Dataset excerpt
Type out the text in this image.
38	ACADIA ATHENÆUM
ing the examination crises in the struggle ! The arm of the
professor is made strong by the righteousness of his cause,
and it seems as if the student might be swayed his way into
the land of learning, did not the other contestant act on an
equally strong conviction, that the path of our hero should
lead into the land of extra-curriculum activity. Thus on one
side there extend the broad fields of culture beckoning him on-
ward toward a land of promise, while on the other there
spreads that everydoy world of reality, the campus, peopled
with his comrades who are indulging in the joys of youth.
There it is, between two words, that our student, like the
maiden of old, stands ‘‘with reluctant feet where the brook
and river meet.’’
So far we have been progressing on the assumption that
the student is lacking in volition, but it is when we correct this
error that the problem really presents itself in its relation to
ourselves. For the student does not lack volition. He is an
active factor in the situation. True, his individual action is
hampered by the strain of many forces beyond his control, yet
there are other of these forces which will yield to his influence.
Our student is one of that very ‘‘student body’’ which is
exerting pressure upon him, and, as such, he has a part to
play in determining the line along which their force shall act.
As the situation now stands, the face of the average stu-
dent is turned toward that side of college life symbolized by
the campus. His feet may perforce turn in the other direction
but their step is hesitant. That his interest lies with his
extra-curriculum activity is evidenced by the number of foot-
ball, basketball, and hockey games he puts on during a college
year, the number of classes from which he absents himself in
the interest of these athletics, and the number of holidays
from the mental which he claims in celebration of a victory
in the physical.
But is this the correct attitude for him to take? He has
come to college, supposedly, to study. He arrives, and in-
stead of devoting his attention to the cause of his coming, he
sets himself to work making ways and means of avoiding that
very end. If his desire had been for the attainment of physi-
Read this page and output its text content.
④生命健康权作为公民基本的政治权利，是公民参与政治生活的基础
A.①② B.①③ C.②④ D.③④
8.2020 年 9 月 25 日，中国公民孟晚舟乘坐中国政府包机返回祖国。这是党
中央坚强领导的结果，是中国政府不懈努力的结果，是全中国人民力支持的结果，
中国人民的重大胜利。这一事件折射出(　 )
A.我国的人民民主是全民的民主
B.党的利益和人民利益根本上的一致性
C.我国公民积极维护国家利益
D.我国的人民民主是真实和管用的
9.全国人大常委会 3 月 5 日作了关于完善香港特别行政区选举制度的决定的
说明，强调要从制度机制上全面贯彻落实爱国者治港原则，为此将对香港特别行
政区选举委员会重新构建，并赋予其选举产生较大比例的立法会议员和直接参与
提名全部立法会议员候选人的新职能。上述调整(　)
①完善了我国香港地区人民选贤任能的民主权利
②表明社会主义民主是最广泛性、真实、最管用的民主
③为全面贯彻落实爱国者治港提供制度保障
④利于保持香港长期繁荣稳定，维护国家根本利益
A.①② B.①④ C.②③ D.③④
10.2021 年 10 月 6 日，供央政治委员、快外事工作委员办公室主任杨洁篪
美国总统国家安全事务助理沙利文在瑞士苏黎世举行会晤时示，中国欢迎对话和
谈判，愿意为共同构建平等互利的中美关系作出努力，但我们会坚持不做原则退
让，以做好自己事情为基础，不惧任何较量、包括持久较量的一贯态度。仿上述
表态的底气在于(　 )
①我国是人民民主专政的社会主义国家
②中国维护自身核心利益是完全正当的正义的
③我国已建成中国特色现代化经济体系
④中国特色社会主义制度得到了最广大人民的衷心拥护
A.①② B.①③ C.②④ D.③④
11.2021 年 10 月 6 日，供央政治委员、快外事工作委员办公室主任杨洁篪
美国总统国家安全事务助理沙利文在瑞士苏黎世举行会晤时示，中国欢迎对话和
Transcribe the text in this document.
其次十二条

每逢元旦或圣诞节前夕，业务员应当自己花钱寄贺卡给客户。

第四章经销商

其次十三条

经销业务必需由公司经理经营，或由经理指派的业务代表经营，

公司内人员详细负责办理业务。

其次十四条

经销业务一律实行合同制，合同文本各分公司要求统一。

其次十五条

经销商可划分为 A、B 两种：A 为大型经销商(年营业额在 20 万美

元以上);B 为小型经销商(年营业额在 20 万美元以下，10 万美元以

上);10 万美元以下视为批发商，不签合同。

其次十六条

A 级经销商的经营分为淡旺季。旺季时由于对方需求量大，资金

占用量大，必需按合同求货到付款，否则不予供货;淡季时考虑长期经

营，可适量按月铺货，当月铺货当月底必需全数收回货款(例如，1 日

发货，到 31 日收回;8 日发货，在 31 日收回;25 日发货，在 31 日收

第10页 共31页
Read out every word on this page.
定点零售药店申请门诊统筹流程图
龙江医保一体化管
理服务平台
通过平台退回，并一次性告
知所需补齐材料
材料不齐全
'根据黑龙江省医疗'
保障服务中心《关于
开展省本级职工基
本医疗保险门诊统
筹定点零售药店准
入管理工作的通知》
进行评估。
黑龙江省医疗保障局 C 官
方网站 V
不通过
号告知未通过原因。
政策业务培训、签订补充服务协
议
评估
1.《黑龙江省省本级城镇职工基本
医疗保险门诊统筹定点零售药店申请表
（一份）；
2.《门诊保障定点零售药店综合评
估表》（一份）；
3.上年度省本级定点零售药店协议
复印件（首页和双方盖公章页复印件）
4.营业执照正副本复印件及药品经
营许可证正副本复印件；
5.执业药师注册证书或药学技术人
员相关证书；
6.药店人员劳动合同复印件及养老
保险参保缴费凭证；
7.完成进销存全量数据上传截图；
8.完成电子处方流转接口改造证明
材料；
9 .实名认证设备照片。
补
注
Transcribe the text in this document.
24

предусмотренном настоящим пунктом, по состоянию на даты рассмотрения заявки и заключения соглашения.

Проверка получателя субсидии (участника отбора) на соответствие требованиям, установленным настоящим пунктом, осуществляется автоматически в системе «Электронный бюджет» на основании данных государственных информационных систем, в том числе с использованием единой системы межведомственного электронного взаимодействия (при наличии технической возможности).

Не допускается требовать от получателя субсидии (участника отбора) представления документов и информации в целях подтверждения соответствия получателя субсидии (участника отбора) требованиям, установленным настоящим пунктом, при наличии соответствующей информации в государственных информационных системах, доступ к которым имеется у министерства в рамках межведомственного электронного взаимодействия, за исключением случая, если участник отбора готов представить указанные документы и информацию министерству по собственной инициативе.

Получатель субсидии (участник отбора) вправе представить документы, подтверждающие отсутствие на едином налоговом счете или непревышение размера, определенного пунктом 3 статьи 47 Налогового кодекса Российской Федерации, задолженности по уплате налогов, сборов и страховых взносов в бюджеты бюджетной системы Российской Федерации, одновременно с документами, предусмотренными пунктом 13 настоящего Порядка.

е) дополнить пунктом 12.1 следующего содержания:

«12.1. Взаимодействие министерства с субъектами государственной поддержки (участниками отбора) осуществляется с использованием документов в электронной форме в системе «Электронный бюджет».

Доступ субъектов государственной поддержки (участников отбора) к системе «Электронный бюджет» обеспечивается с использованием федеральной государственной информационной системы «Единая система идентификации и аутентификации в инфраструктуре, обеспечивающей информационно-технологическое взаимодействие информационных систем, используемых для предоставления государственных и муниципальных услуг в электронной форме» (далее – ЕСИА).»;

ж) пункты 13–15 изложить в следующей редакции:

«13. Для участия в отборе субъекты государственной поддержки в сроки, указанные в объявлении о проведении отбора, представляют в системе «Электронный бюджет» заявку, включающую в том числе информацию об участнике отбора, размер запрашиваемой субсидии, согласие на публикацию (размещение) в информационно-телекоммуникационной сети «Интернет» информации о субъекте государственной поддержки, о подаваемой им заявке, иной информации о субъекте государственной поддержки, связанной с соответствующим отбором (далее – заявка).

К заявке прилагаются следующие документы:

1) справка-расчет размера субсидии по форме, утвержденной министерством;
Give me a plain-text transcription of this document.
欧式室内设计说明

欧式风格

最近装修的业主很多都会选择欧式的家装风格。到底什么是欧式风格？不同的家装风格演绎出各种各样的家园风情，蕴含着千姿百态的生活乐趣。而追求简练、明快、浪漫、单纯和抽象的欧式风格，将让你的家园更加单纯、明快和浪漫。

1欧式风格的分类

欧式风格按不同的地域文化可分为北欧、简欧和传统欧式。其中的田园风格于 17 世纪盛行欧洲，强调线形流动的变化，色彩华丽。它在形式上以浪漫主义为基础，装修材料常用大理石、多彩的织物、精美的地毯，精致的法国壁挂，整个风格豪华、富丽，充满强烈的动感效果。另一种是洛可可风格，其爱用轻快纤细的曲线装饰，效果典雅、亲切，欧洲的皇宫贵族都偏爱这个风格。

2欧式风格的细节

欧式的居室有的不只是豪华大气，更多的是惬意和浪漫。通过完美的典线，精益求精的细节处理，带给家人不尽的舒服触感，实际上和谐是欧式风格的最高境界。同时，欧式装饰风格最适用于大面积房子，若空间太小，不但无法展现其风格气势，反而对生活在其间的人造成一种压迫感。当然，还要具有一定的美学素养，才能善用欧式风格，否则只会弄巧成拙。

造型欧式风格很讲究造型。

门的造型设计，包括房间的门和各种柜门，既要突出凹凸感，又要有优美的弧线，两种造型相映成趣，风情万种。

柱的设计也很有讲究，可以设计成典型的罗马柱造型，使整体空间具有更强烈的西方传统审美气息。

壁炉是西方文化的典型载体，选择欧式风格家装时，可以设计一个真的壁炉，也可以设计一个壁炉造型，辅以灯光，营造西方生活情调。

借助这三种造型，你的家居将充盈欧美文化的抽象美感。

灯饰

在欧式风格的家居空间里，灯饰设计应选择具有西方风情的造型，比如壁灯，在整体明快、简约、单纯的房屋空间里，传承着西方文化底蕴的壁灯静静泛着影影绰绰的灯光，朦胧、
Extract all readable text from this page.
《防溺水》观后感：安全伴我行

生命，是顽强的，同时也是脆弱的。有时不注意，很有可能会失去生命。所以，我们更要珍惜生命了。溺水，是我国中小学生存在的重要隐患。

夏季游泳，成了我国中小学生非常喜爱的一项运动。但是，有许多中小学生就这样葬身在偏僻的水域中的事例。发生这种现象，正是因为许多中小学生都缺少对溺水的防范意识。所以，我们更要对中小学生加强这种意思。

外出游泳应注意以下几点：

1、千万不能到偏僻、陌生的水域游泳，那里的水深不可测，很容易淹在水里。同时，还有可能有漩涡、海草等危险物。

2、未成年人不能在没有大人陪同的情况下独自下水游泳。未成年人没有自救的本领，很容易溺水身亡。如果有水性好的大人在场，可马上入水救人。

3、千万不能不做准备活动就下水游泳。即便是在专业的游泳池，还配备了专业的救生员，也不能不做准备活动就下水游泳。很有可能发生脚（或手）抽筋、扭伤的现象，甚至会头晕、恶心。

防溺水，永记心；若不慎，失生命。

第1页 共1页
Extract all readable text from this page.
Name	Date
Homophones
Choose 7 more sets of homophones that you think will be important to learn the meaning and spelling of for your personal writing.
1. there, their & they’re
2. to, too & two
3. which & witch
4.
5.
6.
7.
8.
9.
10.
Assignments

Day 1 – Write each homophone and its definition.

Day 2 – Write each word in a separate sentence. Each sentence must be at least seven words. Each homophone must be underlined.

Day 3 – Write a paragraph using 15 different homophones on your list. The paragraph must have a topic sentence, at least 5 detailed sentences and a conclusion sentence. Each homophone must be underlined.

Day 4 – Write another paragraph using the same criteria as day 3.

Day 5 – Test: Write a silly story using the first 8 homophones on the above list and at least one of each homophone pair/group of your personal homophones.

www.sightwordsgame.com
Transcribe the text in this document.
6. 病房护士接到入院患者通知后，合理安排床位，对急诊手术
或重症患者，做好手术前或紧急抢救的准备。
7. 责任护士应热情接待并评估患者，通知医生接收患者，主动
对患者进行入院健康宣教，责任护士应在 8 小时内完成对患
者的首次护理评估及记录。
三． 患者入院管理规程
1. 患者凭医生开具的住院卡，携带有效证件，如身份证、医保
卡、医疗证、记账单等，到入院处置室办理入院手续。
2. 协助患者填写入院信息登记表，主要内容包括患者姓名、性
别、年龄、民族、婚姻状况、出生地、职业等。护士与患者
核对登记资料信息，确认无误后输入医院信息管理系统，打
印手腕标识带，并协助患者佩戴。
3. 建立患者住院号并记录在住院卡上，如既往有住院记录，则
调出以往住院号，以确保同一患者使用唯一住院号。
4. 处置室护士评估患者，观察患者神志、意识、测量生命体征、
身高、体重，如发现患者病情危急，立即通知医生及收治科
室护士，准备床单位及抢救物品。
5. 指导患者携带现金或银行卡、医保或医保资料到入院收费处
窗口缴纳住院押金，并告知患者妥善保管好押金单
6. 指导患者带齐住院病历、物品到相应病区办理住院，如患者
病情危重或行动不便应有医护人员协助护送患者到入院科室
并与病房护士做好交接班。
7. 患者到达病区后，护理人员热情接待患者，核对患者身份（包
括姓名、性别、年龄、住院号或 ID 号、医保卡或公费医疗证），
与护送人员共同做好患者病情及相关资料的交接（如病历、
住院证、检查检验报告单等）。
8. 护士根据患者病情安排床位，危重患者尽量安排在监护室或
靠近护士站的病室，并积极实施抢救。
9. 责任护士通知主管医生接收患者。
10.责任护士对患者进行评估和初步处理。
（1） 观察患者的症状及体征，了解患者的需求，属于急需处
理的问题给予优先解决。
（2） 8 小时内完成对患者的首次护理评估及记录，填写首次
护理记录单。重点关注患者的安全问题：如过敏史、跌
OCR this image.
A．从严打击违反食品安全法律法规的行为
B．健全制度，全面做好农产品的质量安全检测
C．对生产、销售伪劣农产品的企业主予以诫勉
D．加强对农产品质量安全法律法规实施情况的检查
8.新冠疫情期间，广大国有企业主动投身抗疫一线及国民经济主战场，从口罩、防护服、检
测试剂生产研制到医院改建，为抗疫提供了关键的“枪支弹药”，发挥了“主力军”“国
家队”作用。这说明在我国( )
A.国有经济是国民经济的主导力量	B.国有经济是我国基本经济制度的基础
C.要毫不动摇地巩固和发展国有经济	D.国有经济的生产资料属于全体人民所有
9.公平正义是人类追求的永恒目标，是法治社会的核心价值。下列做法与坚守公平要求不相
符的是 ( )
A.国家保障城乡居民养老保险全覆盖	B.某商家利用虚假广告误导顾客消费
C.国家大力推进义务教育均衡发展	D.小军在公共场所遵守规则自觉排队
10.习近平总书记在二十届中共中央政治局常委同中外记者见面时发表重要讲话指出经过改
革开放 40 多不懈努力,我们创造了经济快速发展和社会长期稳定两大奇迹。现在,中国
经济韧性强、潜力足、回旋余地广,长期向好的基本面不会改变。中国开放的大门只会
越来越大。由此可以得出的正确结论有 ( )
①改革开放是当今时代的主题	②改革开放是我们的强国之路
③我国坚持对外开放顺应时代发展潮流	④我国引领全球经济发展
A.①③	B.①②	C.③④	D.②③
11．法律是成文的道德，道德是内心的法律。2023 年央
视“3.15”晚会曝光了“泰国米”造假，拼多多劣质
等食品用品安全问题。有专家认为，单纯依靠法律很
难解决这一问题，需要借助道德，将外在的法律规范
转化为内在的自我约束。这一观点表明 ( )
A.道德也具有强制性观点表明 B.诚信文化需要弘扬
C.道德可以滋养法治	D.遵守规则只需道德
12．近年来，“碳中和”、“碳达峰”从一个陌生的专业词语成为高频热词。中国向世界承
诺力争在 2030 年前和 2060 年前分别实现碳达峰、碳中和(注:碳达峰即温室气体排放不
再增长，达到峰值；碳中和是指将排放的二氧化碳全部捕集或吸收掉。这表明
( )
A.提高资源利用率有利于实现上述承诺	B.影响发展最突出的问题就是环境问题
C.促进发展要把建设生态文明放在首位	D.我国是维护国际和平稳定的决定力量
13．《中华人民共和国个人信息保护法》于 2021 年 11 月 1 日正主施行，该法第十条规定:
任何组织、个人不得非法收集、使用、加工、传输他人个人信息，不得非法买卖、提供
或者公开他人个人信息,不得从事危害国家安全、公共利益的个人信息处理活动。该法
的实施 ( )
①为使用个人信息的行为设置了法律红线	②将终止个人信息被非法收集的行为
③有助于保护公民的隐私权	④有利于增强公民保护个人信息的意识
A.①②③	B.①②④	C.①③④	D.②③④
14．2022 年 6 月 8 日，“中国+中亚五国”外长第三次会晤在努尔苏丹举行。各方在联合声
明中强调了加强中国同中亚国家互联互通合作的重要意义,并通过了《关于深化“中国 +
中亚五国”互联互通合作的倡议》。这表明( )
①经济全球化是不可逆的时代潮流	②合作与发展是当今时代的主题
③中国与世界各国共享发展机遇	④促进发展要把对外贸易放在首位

> [What needs to be done]
Of all the lines in the data above, state how many include "land". Say only the number.

> [Exercise answer]
3